■ Set problem ■
Leaving out the pictures, transcribe all of the records faithfully.

=======

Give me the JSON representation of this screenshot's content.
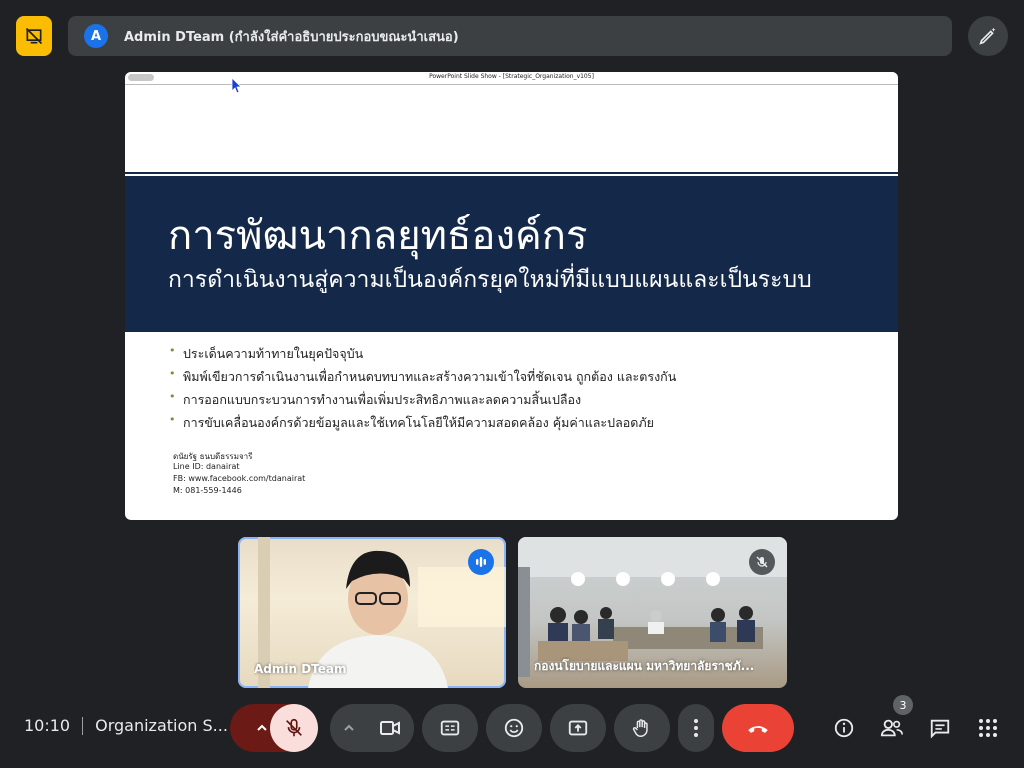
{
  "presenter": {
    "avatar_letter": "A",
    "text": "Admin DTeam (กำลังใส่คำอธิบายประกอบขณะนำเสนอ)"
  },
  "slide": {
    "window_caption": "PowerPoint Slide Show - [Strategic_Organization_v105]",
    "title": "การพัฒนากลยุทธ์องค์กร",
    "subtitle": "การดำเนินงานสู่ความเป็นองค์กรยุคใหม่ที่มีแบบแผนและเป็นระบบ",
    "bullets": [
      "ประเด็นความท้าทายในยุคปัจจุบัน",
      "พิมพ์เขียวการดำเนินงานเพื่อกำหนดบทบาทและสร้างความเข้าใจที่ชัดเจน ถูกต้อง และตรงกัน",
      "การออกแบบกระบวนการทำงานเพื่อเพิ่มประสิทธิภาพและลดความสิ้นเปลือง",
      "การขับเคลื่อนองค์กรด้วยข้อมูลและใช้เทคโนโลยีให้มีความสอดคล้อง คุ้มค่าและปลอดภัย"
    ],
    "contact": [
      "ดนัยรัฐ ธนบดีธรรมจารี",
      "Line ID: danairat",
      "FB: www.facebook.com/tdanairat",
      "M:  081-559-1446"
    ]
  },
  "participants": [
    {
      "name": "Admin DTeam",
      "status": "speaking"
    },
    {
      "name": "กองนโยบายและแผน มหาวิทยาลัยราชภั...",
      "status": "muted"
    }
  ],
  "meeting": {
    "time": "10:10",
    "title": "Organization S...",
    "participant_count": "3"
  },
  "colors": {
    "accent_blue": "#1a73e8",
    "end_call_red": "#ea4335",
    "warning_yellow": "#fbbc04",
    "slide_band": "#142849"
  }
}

=======

■ Complete answer ■
Give me the JSON representation of this screenshot's content.
{
  "presenter": {
    "avatar_letter": "A",
    "text": "Admin DTeam (กำลังใส่คำอธิบายประกอบขณะนำเสนอ)"
  },
  "slide": {
    "window_caption": "PowerPoint Slide Show - [Strategic_Organization_v105]",
    "title": "การพัฒนากลยุทธ์องค์กร",
    "subtitle": "การดำเนินงานสู่ความเป็นองค์กรยุคใหม่ที่มีแบบแผนและเป็นระบบ",
    "bullets": [
      "ประเด็นความท้าทายในยุคปัจจุบัน",
      "พิมพ์เขียวการดำเนินงานเพื่อกำหนดบทบาทและสร้างความเข้าใจที่ชัดเจน ถูกต้อง และตรงกัน",
      "การออกแบบกระบวนการทำงานเพื่อเพิ่มประสิทธิภาพและลดความสิ้นเปลือง",
      "การขับเคลื่อนองค์กรด้วยข้อมูลและใช้เทคโนโลยีให้มีความสอดคล้อง คุ้มค่าและปลอดภัย"
    ],
    "contact": [
      "ดนัยรัฐ ธนบดีธรรมจารี",
      "Line ID: danairat",
      "FB: www.facebook.com/tdanairat",
      "M:  081-559-1446"
    ]
  },
  "participants": [
    {
      "name": "Admin DTeam",
      "status": "speaking"
    },
    {
      "name": "กองนโยบายและแผน มหาวิทยาลัยราชภั...",
      "status": "muted"
    }
  ],
  "meeting": {
    "time": "10:10",
    "title": "Organization S...",
    "participant_count": "3"
  },
  "colors": {
    "accent_blue": "#1a73e8",
    "end_call_red": "#ea4335",
    "warning_yellow": "#fbbc04",
    "slide_band": "#142849"
  }
}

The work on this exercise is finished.